▸ **Stated task**: Your reply should be a single number: how many lines contain the string "funções".
● ● ● ● ● ● ●
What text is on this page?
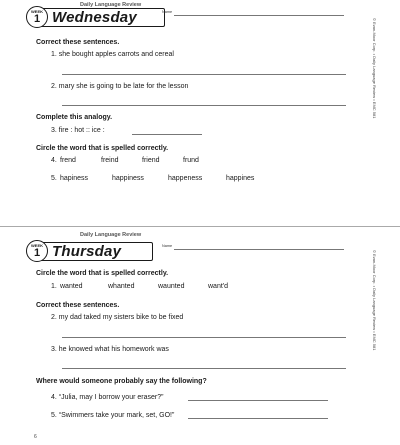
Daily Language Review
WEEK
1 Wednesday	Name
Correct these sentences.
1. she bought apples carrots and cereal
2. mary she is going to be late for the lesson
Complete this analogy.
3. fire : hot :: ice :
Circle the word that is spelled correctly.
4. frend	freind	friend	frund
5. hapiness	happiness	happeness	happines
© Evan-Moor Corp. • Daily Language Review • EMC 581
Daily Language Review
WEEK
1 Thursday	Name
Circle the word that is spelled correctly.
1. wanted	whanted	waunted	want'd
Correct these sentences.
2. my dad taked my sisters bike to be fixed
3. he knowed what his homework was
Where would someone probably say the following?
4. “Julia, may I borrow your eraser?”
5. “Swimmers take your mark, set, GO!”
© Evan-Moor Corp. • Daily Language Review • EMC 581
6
● ● ● ● ● ● ●
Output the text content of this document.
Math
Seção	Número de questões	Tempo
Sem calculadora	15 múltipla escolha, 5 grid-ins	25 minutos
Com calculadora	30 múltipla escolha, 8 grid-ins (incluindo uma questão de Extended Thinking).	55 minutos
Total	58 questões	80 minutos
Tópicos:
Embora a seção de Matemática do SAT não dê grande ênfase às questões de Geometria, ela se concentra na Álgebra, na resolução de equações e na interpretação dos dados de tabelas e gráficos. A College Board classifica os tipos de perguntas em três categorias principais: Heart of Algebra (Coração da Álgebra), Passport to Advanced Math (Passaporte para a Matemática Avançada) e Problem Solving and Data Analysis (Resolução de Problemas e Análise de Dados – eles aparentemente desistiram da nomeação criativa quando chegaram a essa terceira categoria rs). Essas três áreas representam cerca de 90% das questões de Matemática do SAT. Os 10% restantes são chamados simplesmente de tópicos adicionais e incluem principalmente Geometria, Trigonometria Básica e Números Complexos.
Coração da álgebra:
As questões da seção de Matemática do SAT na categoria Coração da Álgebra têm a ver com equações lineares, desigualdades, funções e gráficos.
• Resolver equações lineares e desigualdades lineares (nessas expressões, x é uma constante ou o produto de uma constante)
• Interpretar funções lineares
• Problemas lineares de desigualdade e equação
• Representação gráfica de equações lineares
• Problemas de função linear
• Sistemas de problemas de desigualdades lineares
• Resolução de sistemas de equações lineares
● ● ● ● ● ● ●
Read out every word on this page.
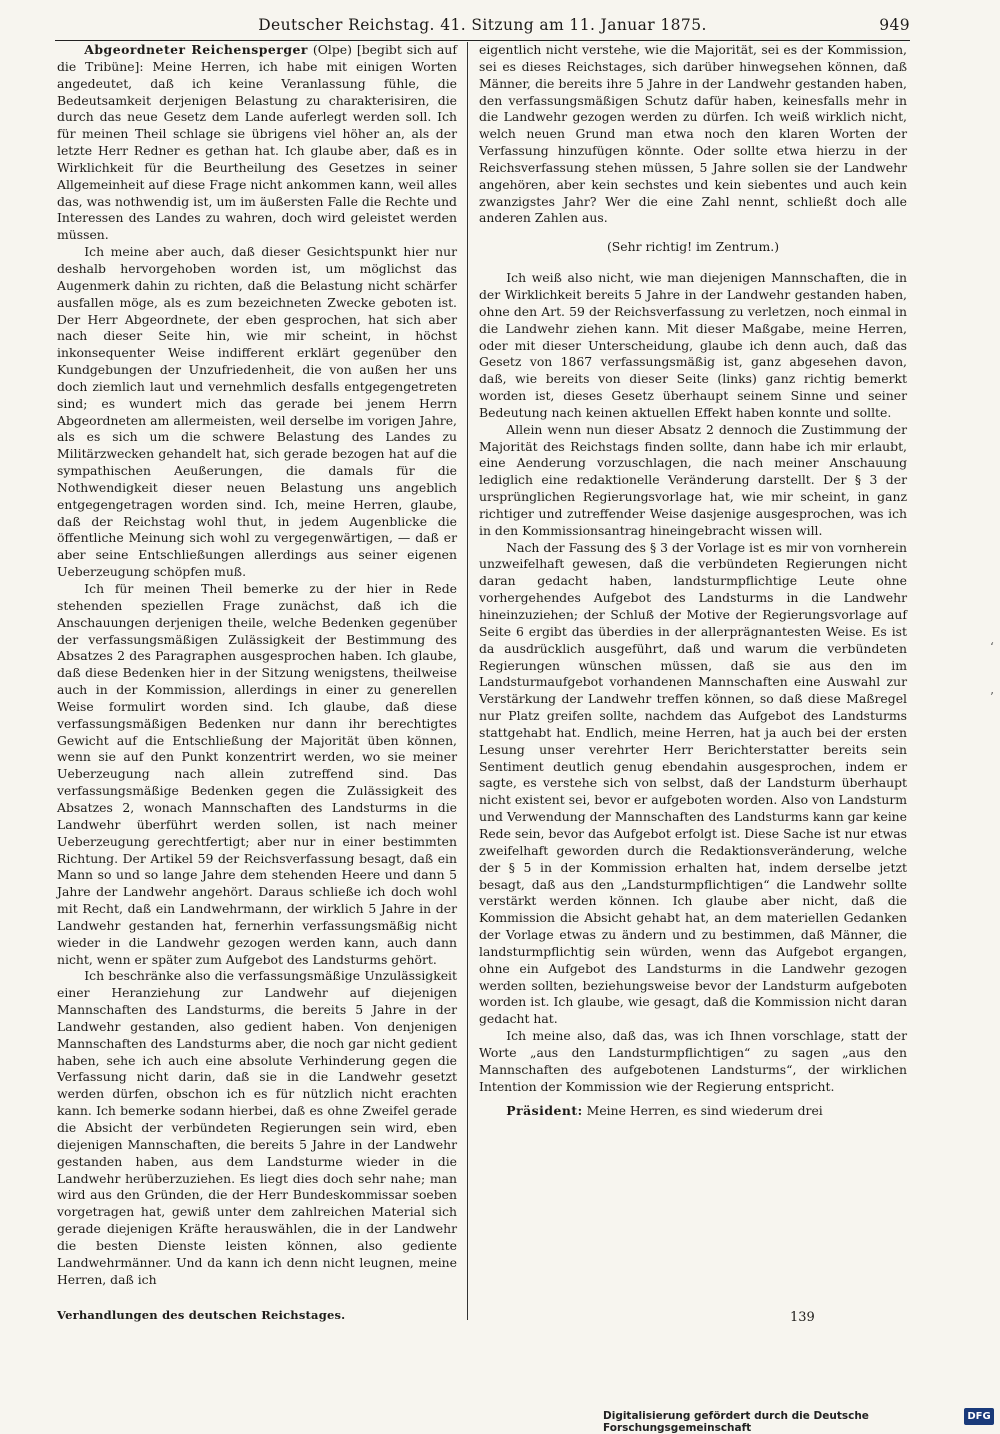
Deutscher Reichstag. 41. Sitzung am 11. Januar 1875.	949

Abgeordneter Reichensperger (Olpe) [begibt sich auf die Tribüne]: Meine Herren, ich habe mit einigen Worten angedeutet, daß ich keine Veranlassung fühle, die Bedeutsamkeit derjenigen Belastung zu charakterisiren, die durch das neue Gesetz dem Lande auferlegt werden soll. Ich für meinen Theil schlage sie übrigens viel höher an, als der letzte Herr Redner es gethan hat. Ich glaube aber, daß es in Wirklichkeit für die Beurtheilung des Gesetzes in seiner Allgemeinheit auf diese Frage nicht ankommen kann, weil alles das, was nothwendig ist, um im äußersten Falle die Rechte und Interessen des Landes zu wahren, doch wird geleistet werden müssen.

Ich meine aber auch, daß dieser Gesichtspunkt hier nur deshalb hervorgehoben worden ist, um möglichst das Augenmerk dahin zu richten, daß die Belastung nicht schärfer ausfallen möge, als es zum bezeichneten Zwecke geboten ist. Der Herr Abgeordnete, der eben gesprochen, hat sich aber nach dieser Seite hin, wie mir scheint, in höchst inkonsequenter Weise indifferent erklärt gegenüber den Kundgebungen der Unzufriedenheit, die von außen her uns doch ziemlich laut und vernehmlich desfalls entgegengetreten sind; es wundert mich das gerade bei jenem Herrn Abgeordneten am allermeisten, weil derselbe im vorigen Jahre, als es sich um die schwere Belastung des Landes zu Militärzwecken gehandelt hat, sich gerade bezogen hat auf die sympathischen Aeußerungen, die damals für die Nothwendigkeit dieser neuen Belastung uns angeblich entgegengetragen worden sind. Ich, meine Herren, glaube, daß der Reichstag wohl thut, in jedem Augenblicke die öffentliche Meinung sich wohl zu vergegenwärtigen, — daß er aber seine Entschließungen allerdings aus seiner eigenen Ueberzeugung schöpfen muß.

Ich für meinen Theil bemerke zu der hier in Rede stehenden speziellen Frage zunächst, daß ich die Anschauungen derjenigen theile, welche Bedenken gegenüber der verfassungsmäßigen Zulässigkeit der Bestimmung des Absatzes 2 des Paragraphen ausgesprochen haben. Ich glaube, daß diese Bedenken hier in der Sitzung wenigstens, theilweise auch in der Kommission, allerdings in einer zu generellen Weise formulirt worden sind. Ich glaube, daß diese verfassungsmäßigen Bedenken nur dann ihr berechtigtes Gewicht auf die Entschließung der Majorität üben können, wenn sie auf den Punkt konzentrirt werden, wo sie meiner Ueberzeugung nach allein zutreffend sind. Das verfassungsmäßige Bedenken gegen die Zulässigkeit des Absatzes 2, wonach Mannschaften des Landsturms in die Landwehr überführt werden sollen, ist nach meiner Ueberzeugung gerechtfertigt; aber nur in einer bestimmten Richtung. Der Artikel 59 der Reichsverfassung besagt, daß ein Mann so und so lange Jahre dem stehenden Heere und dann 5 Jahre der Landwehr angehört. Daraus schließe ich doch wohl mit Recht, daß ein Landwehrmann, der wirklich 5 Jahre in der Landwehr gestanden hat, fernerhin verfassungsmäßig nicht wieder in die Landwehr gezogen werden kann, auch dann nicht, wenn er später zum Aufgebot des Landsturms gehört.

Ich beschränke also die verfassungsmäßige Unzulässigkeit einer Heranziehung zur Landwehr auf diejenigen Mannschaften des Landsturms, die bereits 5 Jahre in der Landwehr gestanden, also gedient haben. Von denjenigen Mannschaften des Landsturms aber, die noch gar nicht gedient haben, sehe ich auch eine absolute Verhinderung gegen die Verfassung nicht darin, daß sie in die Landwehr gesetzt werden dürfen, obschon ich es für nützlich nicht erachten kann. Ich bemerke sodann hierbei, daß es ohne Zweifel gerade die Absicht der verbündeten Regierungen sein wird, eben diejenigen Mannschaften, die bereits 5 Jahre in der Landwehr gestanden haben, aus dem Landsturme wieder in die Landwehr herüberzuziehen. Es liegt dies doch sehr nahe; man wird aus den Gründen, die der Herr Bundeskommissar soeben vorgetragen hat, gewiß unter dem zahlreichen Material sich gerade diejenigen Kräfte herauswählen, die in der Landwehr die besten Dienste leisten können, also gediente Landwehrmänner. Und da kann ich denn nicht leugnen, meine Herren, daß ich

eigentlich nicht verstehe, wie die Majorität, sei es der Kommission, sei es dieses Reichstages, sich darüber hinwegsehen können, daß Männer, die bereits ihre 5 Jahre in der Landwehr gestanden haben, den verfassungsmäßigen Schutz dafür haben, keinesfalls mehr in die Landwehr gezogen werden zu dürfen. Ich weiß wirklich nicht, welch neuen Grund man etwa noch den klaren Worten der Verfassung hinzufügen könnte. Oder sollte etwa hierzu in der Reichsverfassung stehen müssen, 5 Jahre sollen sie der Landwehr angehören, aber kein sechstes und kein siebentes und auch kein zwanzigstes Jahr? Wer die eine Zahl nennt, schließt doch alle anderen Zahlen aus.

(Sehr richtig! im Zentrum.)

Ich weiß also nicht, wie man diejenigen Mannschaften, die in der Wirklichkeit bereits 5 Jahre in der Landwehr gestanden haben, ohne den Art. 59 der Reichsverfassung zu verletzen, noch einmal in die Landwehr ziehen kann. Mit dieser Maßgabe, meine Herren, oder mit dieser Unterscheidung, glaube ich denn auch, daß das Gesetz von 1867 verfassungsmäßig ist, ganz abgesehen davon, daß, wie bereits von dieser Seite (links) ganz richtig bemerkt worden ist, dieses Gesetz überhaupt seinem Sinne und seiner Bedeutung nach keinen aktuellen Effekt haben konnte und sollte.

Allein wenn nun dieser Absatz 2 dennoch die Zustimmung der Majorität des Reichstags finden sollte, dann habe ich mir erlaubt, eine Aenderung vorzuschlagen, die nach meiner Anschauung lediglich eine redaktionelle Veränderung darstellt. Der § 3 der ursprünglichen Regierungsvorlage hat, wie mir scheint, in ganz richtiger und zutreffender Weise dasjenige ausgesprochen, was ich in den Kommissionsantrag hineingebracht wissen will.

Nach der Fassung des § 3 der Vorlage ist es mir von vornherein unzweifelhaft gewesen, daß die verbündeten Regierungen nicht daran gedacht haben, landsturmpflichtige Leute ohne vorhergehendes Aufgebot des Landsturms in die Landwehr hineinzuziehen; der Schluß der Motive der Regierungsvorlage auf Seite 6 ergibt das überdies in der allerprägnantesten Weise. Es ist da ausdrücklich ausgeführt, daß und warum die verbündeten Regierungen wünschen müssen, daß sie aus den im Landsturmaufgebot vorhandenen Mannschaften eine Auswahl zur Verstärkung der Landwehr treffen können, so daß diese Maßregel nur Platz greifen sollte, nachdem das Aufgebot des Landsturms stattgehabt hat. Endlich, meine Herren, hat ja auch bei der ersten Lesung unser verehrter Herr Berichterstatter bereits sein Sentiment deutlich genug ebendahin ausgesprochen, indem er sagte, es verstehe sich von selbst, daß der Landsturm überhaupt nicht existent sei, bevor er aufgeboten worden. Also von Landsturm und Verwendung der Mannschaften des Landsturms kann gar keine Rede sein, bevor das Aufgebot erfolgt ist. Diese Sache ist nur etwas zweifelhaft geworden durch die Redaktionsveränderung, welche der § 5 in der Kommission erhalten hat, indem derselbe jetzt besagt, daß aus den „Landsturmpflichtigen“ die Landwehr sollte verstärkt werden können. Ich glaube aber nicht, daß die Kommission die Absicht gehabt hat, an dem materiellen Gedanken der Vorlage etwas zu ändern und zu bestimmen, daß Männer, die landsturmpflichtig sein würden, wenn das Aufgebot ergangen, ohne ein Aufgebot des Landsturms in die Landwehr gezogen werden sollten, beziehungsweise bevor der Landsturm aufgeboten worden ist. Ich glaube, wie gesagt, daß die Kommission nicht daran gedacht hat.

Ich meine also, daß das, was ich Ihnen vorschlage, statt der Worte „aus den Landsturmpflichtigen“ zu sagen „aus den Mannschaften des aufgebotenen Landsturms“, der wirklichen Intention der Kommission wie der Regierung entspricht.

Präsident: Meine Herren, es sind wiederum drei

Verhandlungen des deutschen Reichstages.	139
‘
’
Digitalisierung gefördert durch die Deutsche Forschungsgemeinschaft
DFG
● ● ● ● ● ● ●
▸ **The solution**: 2